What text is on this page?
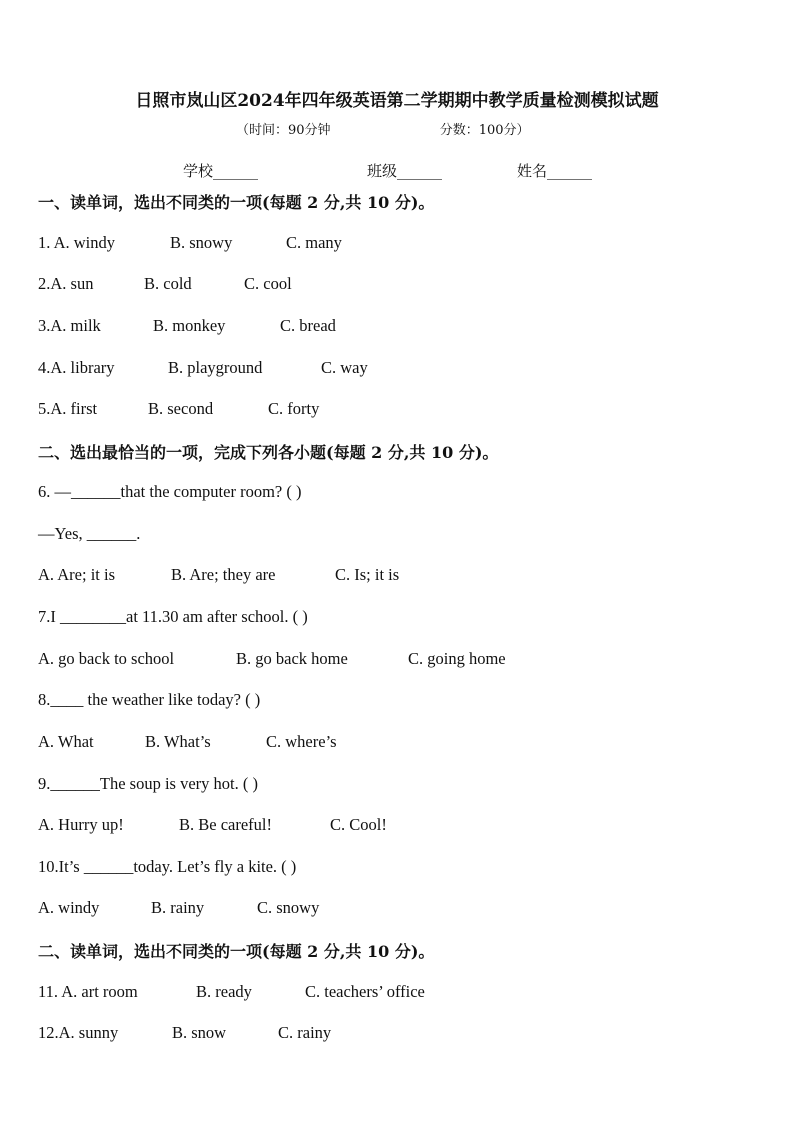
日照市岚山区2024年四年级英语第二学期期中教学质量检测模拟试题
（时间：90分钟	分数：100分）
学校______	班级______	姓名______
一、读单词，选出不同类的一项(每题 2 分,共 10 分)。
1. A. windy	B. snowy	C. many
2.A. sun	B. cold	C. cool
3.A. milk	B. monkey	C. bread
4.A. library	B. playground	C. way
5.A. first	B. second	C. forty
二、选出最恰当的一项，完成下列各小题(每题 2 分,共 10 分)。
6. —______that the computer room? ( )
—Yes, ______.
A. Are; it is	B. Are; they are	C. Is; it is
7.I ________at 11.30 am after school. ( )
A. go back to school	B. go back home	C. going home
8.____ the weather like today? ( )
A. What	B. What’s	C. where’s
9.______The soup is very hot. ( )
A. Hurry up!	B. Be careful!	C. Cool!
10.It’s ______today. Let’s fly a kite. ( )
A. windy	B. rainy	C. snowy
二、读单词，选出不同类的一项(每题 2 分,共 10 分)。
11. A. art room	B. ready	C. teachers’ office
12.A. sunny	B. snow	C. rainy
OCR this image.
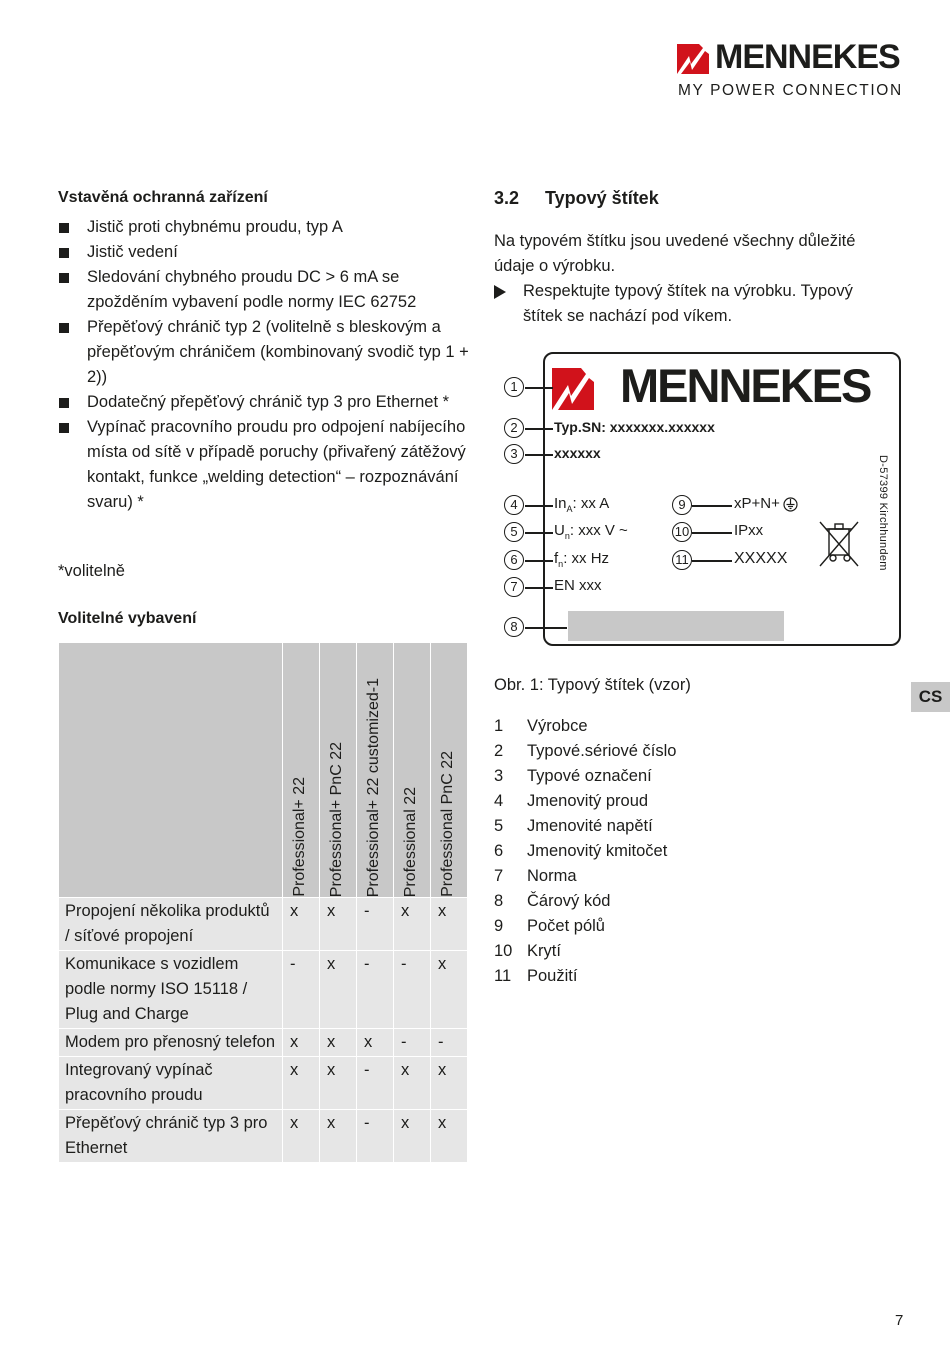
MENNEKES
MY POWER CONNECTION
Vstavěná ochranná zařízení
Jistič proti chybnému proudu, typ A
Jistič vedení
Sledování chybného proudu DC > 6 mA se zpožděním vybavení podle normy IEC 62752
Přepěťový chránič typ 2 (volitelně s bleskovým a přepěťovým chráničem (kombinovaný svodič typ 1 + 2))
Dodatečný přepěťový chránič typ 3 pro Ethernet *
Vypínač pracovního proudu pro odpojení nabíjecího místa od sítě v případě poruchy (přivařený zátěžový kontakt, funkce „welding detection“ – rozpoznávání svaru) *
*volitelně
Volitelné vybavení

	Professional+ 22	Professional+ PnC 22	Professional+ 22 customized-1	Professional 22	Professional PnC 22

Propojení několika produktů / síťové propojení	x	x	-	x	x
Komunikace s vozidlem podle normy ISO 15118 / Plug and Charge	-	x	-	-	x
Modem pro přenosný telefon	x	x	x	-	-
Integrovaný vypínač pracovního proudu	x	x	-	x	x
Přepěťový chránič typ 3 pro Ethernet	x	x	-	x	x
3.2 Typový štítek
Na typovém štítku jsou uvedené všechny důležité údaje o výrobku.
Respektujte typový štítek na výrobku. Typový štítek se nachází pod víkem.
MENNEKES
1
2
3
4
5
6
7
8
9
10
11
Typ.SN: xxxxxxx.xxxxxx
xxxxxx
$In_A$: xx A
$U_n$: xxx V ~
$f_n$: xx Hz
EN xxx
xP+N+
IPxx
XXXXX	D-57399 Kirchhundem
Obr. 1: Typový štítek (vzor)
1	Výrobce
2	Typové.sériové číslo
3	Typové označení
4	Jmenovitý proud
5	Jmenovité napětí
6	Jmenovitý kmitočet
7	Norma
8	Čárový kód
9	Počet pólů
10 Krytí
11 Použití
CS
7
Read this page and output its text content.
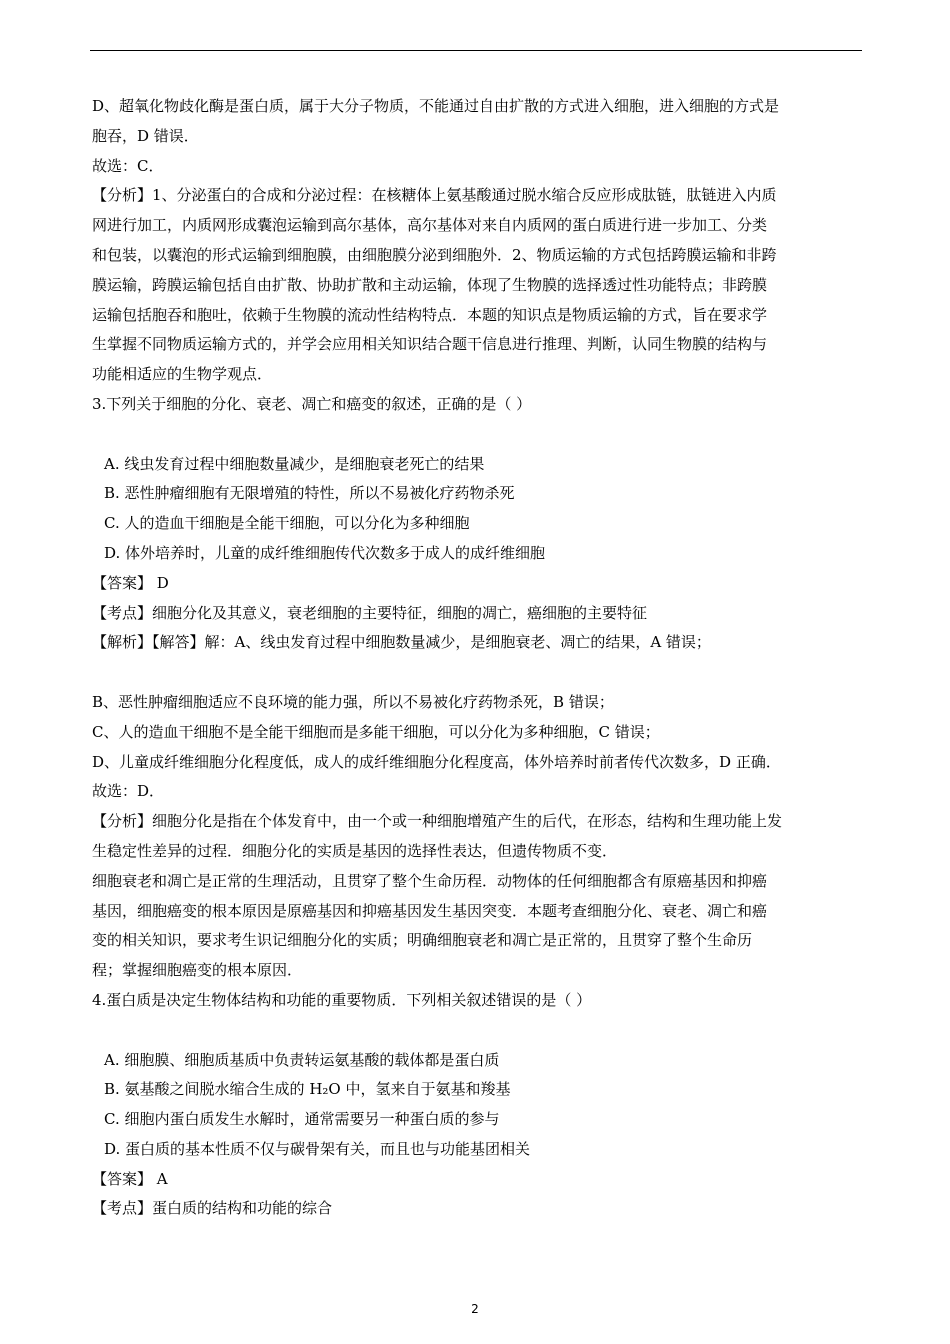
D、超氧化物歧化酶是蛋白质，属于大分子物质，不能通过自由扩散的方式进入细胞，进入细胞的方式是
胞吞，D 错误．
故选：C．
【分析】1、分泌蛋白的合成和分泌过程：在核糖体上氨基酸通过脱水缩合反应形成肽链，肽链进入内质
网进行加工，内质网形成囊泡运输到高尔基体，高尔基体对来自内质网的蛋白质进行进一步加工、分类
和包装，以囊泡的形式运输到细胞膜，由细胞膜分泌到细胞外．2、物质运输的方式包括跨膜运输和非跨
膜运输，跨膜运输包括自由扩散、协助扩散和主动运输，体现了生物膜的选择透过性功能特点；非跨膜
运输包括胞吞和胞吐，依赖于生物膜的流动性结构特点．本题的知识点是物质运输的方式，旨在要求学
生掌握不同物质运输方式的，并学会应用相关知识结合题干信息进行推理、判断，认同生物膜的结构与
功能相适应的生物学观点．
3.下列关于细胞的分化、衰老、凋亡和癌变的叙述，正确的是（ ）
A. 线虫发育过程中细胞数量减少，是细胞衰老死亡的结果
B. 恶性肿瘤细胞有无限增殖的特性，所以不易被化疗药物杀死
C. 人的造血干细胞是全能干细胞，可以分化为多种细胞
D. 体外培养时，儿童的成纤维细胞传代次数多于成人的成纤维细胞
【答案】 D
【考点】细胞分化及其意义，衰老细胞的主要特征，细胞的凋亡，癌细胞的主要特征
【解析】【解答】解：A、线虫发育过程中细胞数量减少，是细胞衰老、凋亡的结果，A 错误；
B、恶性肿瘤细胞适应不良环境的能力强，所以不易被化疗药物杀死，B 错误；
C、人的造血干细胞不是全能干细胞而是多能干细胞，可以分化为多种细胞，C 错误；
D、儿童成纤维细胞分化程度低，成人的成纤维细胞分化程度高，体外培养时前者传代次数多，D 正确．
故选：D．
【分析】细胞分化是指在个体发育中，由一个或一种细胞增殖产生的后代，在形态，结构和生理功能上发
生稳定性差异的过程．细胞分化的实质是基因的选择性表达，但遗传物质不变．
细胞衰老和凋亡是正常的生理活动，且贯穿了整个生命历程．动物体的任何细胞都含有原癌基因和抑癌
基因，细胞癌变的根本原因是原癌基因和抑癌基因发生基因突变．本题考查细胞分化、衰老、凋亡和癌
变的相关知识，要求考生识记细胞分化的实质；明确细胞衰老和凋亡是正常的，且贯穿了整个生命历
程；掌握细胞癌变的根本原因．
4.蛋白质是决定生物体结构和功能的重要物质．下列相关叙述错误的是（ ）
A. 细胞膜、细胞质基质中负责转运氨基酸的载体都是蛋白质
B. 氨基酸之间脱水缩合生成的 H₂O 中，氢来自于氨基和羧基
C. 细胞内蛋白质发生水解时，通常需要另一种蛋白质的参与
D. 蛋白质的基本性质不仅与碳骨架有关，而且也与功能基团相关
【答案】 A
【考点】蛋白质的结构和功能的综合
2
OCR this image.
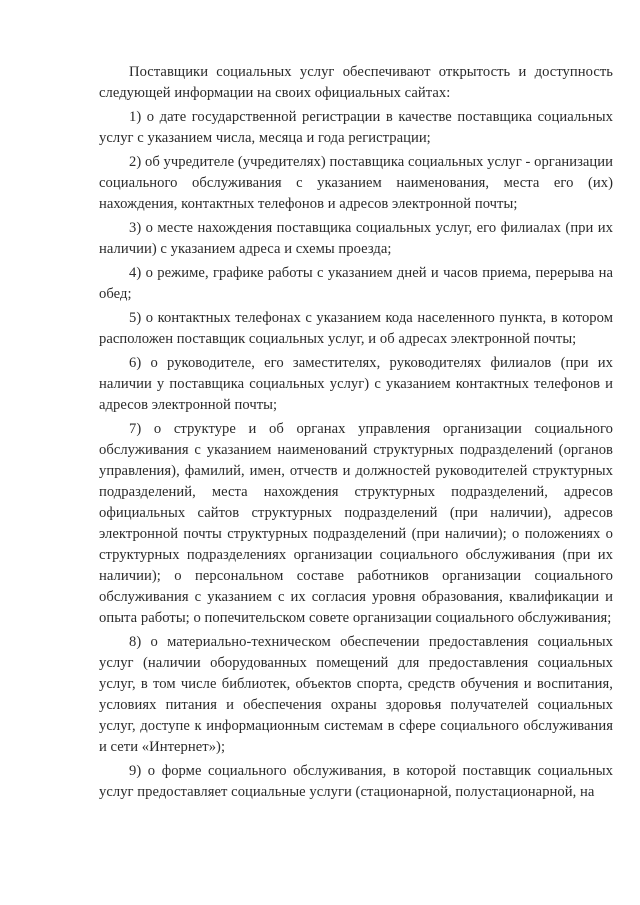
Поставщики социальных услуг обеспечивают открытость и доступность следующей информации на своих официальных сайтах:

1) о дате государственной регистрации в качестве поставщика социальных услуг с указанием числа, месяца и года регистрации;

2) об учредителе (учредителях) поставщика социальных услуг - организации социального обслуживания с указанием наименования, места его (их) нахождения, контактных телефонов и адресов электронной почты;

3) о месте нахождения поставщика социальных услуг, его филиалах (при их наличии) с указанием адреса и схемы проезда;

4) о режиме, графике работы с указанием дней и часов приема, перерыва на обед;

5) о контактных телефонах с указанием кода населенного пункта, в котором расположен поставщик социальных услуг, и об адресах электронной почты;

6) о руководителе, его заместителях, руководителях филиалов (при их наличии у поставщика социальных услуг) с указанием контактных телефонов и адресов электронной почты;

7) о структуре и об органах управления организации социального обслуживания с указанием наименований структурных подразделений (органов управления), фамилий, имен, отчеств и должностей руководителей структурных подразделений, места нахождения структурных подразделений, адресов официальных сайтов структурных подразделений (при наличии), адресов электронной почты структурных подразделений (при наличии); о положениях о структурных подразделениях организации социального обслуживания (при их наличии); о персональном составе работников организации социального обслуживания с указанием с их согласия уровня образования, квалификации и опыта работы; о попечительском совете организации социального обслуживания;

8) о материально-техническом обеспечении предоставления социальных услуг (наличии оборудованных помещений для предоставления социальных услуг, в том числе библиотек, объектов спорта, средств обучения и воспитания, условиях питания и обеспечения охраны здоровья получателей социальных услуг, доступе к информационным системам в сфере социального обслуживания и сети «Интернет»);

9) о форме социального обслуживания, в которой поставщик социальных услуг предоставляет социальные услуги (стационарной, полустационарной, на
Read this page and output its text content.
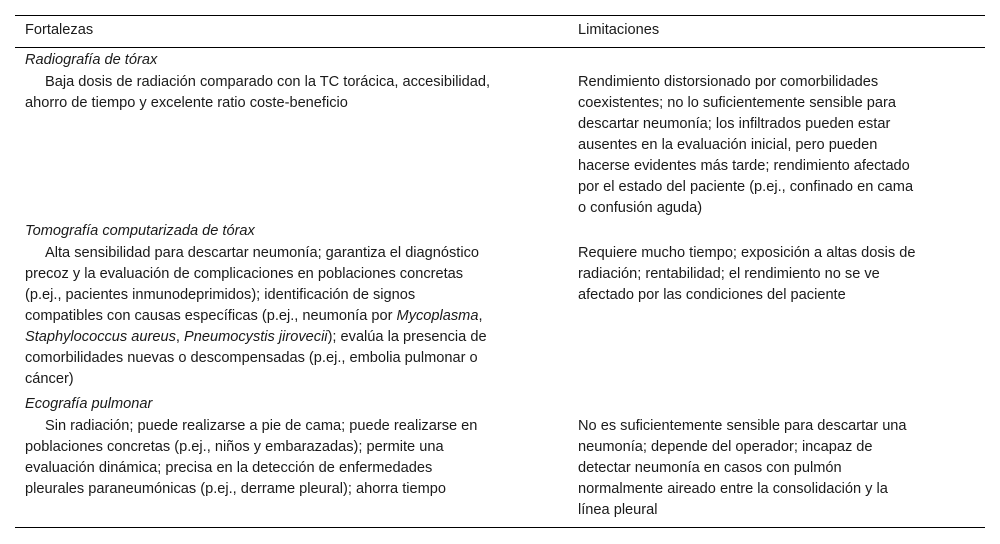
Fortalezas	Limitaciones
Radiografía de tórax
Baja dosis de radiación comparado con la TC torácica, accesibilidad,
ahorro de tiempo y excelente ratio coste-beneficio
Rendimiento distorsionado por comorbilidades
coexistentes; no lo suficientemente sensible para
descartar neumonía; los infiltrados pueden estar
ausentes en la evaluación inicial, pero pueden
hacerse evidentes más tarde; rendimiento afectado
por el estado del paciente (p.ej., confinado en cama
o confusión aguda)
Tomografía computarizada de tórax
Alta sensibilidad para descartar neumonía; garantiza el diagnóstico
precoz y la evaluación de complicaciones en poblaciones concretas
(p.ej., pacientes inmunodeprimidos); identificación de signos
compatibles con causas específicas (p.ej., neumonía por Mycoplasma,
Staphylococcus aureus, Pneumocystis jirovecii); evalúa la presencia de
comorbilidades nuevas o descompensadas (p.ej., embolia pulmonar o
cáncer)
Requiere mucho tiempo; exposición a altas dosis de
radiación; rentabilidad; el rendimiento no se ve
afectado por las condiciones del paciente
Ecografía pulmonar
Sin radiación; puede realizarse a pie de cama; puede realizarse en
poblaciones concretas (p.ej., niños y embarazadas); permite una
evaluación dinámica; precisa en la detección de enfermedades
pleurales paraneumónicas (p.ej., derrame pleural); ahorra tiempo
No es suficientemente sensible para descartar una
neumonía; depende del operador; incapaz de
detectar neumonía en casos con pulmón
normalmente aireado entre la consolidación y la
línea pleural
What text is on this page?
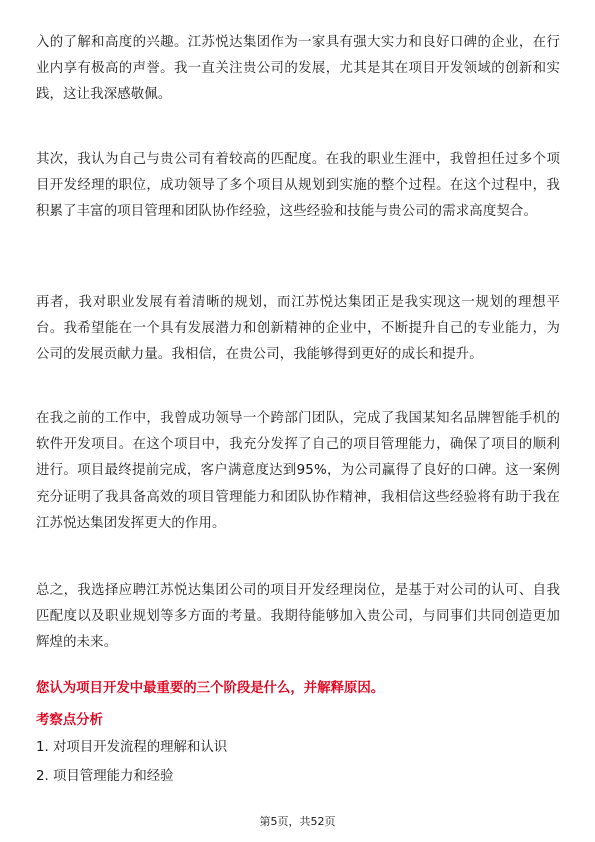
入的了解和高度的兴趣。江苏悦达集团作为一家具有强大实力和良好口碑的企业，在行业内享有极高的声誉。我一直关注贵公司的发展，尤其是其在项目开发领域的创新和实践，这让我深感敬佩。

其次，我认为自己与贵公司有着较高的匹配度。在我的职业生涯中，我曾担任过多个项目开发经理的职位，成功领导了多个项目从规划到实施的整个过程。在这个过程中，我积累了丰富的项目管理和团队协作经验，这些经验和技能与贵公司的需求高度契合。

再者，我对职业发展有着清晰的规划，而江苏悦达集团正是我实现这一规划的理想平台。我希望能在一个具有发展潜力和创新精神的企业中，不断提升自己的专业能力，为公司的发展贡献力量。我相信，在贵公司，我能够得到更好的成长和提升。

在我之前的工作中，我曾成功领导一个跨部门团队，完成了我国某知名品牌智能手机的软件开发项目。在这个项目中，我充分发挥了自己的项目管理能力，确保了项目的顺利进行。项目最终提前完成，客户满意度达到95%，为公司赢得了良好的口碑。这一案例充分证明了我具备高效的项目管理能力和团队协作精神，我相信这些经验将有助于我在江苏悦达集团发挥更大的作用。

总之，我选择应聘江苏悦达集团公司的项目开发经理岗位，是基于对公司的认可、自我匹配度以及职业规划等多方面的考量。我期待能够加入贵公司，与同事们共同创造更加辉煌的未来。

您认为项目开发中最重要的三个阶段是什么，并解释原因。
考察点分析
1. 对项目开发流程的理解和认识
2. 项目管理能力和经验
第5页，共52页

◆ ◆ ◆

WHAT THE EXERCISE ASKS: Go through the listing above line by line and say how many lines hold the word "所以不易被化疗药物杀死". Reply with that number only.

WORKED ANSWER: 2